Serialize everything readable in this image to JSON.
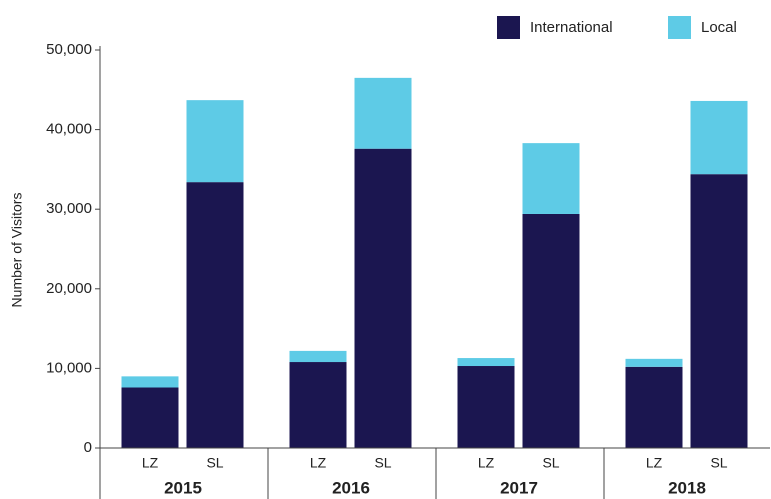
{
  "chart_data": {
    "type": "stacked_bar",
    "y_label": "Number of Visitors",
    "categories": [
      "LZ",
      "SL",
      "LZ",
      "SL",
      "LZ",
      "SL",
      "LZ",
      "SL"
    ],
    "groups": [
      "2015",
      "2016",
      "2017",
      "2018"
    ],
    "series": [
      {
        "name": "International",
        "color": "#1b1650",
        "values": [
          7600,
          33400,
          10800,
          37600,
          10300,
          29400,
          10200,
          34400
        ]
      },
      {
        "name": "Local",
        "color": "#5ecbe6",
        "values": [
          1400,
          10300,
          1400,
          8900,
          1000,
          8900,
          1000,
          9200
        ]
      }
    ],
    "ylim": [
      0,
      50000
    ],
    "yticks": [
      0,
      {
        "value": 10000,
        "label": "10,000"
      },
      {
        "value": 20000,
        "label": "20,000"
      },
      {
        "value": 30000,
        "label": "30,000"
      },
      {
        "value": 40000,
        "label": "40,000"
      },
      {
        "value": 50000,
        "label": "50,000"
      }
    ],
    "legend": "top-right"
  }
}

+===+

=== Your objective ===
Make an exact copy of the records above, with the pictures left out.

=== Exercise response ===
Serialize everything readable in this image to JSON.
{
  "chart_data": {
    "type": "stacked_bar",
    "y_label": "Number of Visitors",
    "categories": [
      "LZ",
      "SL",
      "LZ",
      "SL",
      "LZ",
      "SL",
      "LZ",
      "SL"
    ],
    "groups": [
      "2015",
      "2016",
      "2017",
      "2018"
    ],
    "series": [
      {
        "name": "International",
        "color": "#1b1650",
        "values": [
          7600,
          33400,
          10800,
          37600,
          10300,
          29400,
          10200,
          34400
        ]
      },
      {
        "name": "Local",
        "color": "#5ecbe6",
        "values": [
          1400,
          10300,
          1400,
          8900,
          1000,
          8900,
          1000,
          9200
        ]
      }
    ],
    "ylim": [
      0,
      50000
    ],
    "yticks": [
      0,
      {
        "value": 10000,
        "label": "10,000"
      },
      {
        "value": 20000,
        "label": "20,000"
      },
      {
        "value": 30000,
        "label": "30,000"
      },
      {
        "value": 40000,
        "label": "40,000"
      },
      {
        "value": 50000,
        "label": "50,000"
      }
    ],
    "legend": "top-right"
  }
}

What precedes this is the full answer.